[TASK REQUIREMENTS]:
In the material below, list every line carrying the string "UNCLASSIFIED".

[EXTRACTED INFORMATION]:

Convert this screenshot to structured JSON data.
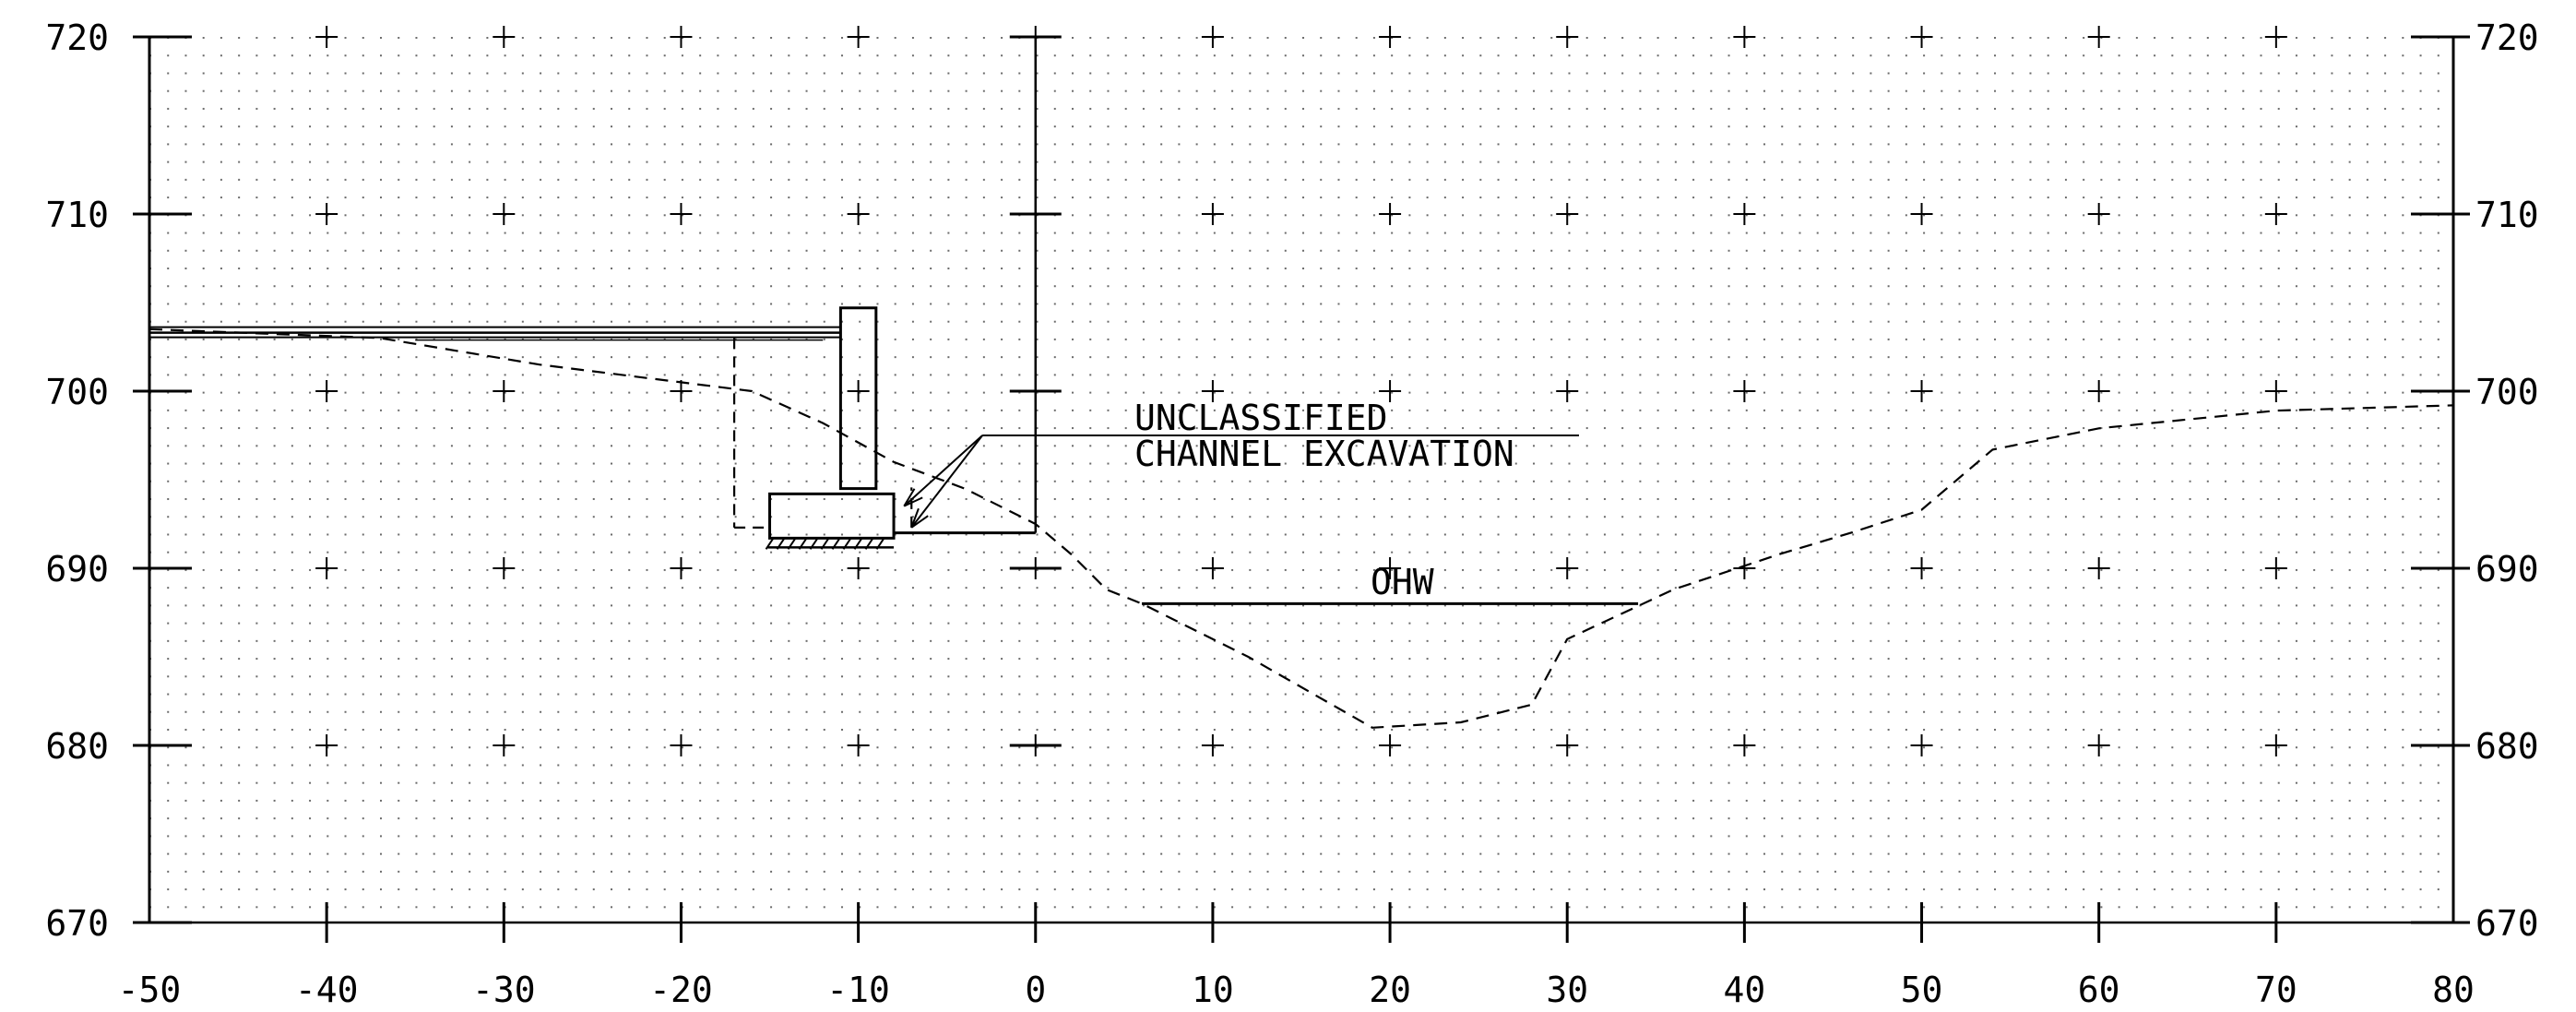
{
  "chart_data": {
    "type": "diagram",
    "title": "",
    "xlim": [
      -50,
      80
    ],
    "ylim": [
      670,
      720
    ],
    "x_ticks": [
      -50,
      -40,
      -30,
      -20,
      -10,
      0,
      10,
      20,
      30,
      40,
      50,
      60,
      70,
      80
    ],
    "x_tick_labels": [
      "-50",
      "-40",
      "-30",
      "-20",
      "-10",
      "0",
      "10",
      "20",
      "30",
      "40",
      "50",
      "60",
      "70",
      "80"
    ],
    "y_ticks": [
      670,
      680,
      690,
      700,
      710,
      720
    ],
    "y_tick_labels": [
      "670",
      "680",
      "690",
      "700",
      "710",
      "720"
    ],
    "grid": "dot grid with cross marks at 10 x 10 intervals",
    "existing_ground": [
      [
        -50,
        703.5
      ],
      [
        -37,
        703.0
      ],
      [
        -28,
        701.5
      ],
      [
        -20,
        700.5
      ],
      [
        -16,
        700.0
      ],
      [
        -12,
        698.2
      ],
      [
        -8,
        696.0
      ],
      [
        -4,
        694.5
      ],
      [
        0,
        692.5
      ],
      [
        2,
        690.8
      ],
      [
        4,
        688.8
      ],
      [
        6,
        688.0
      ],
      [
        12,
        685.0
      ],
      [
        19,
        681.0
      ],
      [
        24,
        681.3
      ],
      [
        28,
        682.3
      ],
      [
        30,
        686.0
      ],
      [
        36,
        688.8
      ],
      [
        42,
        690.8
      ],
      [
        46,
        692.0
      ],
      [
        50,
        693.3
      ],
      [
        54,
        696.7
      ],
      [
        60,
        697.9
      ],
      [
        66,
        698.5
      ],
      [
        70,
        698.9
      ],
      [
        80,
        699.2
      ]
    ],
    "structures": {
      "retaining_wall": {
        "stem": {
          "x": [
            -11,
            -9
          ],
          "y_top": 704.7,
          "y_bottom": 694.5
        },
        "footing": {
          "x": [
            -15,
            -8
          ],
          "y_top": 694.2,
          "y_bottom": 691.7
        }
      },
      "excavation_limit": {
        "left": {
          "x": -17,
          "y": [
            692.3,
            703.0
          ]
        },
        "right": {
          "x": -7,
          "y": [
            692.3,
            693.0
          ]
        },
        "bottom_elevation": 692.3
      },
      "proposed_grade": {
        "x": [
          -50,
          -11
        ],
        "elevation": 703.3
      },
      "bench": {
        "x": [
          -15,
          0
        ],
        "elevation": 692.0
      }
    },
    "annotations": [
      {
        "lines": [
          "UNCLASSIFIED",
          "CHANNEL EXCAVATION"
        ],
        "anchor": [
          -3,
          697.5
        ],
        "leaders_to": [
          [
            -7,
            693.3
          ],
          [
            -7,
            692.3
          ]
        ]
      },
      {
        "text": "OHW",
        "elevation": 688.0,
        "x_range": [
          6,
          34
        ]
      }
    ]
  },
  "labels": {
    "excavation_line1": "UNCLASSIFIED",
    "excavation_line2": "CHANNEL EXCAVATION",
    "ohw": "OHW"
  }
}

[OUTPUT OF THE TASK]:
          "UNCLASSIFIED",
    "excavation_line1": "UNCLASSIFIED",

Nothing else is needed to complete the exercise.